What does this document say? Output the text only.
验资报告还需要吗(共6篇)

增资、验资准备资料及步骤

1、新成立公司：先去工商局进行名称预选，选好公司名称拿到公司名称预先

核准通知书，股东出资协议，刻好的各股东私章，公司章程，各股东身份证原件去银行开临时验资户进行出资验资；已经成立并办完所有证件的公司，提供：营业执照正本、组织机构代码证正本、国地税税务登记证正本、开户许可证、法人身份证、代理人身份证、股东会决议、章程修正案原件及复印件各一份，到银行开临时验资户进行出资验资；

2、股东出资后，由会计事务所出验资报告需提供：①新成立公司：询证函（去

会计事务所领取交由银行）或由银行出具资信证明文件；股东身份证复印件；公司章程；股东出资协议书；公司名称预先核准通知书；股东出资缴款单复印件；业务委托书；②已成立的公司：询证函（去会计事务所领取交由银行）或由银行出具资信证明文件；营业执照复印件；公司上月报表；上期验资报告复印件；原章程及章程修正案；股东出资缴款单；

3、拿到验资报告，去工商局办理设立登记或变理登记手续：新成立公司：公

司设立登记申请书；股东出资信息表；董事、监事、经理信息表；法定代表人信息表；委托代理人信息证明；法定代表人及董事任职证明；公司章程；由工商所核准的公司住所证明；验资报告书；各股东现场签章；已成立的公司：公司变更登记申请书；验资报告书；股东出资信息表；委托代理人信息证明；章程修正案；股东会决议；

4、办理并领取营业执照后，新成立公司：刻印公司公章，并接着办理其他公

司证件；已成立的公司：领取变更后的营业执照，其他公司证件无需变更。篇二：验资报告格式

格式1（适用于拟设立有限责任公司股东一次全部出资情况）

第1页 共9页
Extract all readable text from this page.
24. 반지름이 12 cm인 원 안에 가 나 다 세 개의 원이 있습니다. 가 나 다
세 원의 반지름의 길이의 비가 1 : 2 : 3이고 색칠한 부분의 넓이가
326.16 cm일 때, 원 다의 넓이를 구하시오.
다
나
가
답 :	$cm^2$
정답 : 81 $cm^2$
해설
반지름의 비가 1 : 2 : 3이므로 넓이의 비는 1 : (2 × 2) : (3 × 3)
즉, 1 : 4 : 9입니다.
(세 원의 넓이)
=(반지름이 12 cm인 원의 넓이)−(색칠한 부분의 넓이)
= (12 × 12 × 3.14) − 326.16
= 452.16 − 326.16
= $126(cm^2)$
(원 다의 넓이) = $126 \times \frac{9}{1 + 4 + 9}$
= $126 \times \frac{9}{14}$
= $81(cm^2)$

========

▸ Exercise task: Quote all of the entries verbatim.

▸ Exercise output:
What does this document say? Output the text only.
验资报告还需要吗(共6篇)

增资、验资准备资料及步骤

1、新成立公司：先去工商局进行名称预选，选好公司名称拿到公司名称预先

核准通知书，股东出资协议，刻好的各股东私章，公司章程，各股东身份证原件去银行开临时验资户进行出资验资；已经成立并办完所有证件的公司，提供：营业执照正本、组织机构代码证正本、国地税税务登记证正本、开户许可证、法人身份证、代理人身份证、股东会决议、章程修正案原件及复印件各一份，到银行开临时验资户进行出资验资；

2、股东出资后，由会计事务所出验资报告需提供：①新成立公司：询证函（去

会计事务所领取交由银行）或由银行出具资信证明文件；股东身份证复印件；公司章程；股东出资协议书；公司名称预先核准通知书；股东出资缴款单复印件；业务委托书；②已成立的公司：询证函（去会计事务所领取交由银行）或由银行出具资信证明文件；营业执照复印件；公司上月报表；上期验资报告复印件；原章程及章程修正案；股东出资缴款单；

3、拿到验资报告，去工商局办理设立登记或变理登记手续：新成立公司：公

司设立登记申请书；股东出资信息表；董事、监事、经理信息表；法定代表人信息表；委托代理人信息证明；法定代表人及董事任职证明；公司章程；由工商所核准的公司住所证明；验资报告书；各股东现场签章；已成立的公司：公司变更登记申请书；验资报告书；股东出资信息表；委托代理人信息证明；章程修正案；股东会决议；

4、办理并领取营业执照后，新成立公司：刻印公司公章，并接着办理其他公

司证件；已成立的公司：领取变更后的营业执照，其他公司证件无需变更。篇二：验资报告格式

格式1（适用于拟设立有限责任公司股东一次全部出资情况）

第1页 共9页
Extract all readable text from this page.
24. 반지름이 12 cm인 원 안에 가 나 다 세 개의 원이 있습니다. 가 나 다
세 원의 반지름의 길이의 비가 1 : 2 : 3이고 색칠한 부분의 넓이가
326.16 cm일 때, 원 다의 넓이를 구하시오.
다
나
가
답 :	$cm^2$
정답 : 81 $cm^2$
해설
반지름의 비가 1 : 2 : 3이므로 넓이의 비는 1 : (2 × 2) : (3 × 3)
즉, 1 : 4 : 9입니다.
(세 원의 넓이)
=(반지름이 12 cm인 원의 넓이)−(색칠한 부분의 넓이)
= (12 × 12 × 3.14) − 326.16
= 452.16 − 326.16
= $126(cm^2)$
(원 다의 넓이) = $126 \times \frac{9}{1 + 4 + 9}$
= $126 \times \frac{9}{14}$
= $81(cm^2)$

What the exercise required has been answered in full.